→ **Given request**: Gather, from the listing beneath this task, every line holding the string "插件管理".

→ **Dataset records**:
━━━━━━━━━━━━━━━━━━━━
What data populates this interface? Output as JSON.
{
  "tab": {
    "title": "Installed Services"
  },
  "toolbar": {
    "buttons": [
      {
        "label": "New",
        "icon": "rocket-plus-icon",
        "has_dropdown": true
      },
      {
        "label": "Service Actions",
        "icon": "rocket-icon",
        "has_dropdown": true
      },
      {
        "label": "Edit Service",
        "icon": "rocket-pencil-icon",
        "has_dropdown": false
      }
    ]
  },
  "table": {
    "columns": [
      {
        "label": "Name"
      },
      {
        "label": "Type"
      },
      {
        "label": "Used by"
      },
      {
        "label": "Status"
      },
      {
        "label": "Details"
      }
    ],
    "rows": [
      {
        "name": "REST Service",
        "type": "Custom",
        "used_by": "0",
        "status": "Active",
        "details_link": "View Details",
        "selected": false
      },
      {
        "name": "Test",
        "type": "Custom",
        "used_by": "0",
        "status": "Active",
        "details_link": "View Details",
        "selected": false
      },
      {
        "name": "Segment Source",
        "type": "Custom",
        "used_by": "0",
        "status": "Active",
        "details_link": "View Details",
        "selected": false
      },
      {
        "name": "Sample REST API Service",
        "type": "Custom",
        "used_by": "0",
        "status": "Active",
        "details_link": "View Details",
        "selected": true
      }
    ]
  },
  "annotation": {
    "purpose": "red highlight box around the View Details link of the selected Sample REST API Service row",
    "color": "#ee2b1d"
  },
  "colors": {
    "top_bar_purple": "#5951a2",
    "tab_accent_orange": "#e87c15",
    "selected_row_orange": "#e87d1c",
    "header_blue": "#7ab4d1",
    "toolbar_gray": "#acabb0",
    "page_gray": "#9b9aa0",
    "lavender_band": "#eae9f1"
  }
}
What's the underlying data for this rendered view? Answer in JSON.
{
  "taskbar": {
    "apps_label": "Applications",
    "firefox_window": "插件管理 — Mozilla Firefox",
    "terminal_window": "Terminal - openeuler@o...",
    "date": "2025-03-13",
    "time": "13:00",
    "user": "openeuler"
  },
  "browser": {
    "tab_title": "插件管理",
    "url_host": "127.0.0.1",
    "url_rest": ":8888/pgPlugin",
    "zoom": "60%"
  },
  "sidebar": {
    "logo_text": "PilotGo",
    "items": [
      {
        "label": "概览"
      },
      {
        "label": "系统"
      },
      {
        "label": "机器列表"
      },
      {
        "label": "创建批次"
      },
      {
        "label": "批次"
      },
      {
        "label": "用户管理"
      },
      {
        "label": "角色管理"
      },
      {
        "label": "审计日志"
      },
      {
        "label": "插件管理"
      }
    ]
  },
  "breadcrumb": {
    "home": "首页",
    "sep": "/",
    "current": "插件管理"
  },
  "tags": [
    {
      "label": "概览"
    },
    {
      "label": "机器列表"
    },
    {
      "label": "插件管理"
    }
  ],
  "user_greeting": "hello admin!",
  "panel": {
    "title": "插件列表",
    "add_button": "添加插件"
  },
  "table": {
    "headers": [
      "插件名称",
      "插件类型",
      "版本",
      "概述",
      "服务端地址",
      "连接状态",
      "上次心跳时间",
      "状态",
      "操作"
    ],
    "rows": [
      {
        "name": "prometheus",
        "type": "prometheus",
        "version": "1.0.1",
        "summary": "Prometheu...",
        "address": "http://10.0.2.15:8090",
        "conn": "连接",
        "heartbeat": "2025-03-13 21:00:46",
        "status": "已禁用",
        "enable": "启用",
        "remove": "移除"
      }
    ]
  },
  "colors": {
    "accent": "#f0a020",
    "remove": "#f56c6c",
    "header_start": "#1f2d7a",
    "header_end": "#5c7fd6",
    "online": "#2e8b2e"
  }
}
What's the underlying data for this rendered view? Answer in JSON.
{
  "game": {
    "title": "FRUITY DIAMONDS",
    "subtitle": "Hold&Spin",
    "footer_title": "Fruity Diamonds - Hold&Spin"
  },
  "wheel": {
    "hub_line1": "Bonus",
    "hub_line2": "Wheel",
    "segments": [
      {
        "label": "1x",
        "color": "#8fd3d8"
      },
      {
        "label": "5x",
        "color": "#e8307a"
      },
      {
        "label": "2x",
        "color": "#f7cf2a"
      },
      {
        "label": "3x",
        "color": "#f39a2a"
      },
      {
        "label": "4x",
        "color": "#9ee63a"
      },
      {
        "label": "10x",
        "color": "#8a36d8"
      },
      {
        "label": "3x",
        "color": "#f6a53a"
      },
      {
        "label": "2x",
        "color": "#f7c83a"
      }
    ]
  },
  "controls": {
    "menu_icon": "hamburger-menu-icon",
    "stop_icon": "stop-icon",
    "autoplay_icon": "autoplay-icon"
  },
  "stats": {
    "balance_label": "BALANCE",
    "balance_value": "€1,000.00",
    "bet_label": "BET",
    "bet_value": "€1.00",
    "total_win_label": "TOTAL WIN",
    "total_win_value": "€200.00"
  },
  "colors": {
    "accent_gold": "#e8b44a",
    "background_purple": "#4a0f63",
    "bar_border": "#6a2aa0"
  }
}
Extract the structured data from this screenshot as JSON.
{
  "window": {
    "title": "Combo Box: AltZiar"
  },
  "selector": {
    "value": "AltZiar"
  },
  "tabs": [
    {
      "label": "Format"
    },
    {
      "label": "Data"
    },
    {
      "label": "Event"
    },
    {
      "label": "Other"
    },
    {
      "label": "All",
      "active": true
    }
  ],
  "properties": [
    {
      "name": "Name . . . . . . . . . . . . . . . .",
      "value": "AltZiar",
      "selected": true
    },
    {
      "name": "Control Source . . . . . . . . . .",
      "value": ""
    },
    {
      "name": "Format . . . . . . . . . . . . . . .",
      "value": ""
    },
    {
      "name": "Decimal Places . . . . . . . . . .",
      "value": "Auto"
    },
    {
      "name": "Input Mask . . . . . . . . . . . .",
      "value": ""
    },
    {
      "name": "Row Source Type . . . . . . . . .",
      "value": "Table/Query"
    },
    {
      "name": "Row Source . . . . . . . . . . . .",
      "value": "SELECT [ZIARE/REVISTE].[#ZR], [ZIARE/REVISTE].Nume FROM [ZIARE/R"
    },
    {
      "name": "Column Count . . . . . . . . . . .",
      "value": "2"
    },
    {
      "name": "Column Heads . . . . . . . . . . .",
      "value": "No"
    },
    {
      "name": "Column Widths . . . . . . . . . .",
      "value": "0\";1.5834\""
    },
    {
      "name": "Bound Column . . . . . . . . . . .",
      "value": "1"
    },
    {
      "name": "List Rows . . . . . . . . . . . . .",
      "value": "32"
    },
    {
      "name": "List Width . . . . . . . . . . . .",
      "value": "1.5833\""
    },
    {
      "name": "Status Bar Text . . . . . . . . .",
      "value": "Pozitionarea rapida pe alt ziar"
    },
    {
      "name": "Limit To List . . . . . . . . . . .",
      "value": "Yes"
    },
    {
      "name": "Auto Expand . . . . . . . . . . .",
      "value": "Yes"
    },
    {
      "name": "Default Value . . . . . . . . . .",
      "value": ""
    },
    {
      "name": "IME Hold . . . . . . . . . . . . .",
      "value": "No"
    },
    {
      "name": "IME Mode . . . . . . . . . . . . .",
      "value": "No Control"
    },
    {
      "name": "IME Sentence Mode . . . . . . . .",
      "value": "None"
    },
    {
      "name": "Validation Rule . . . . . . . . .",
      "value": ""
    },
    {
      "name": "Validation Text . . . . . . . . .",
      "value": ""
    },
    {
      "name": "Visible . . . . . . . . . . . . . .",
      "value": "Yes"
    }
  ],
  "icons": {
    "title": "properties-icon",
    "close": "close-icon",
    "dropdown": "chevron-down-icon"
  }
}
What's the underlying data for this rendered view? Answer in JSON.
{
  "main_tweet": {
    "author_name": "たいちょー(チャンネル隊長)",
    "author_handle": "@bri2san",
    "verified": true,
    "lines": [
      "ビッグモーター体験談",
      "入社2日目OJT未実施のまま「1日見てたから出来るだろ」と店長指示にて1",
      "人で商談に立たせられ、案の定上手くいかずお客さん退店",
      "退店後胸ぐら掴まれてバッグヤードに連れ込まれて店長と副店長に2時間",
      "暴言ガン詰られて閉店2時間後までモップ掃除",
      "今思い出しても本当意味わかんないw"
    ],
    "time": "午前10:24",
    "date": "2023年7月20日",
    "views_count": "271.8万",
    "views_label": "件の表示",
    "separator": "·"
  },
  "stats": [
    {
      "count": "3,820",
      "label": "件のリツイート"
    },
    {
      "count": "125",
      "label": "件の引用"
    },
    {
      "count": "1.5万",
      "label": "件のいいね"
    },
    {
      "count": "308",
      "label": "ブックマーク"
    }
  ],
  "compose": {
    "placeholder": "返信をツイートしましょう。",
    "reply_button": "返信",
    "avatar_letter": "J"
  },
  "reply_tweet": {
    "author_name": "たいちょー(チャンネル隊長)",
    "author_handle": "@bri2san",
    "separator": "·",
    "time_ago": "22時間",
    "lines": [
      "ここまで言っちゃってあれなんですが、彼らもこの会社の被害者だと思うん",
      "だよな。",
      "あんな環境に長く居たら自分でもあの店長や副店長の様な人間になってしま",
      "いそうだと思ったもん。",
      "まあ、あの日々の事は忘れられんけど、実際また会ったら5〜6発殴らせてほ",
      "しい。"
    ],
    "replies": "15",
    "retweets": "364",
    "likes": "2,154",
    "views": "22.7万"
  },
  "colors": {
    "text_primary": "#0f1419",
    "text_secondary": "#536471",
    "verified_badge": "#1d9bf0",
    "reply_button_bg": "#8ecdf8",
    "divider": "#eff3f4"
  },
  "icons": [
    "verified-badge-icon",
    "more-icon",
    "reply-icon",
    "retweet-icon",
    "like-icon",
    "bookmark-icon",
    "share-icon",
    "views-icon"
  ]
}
━━━━━━━━━━━━━━━━━━━━
→ **Task response**:
    "firefox_window": "插件管理 — Mozilla Firefox",
    "tab_title": "插件管理",
        "label": "插件管理"
    "current": "插件管理"
      "label": "插件管理"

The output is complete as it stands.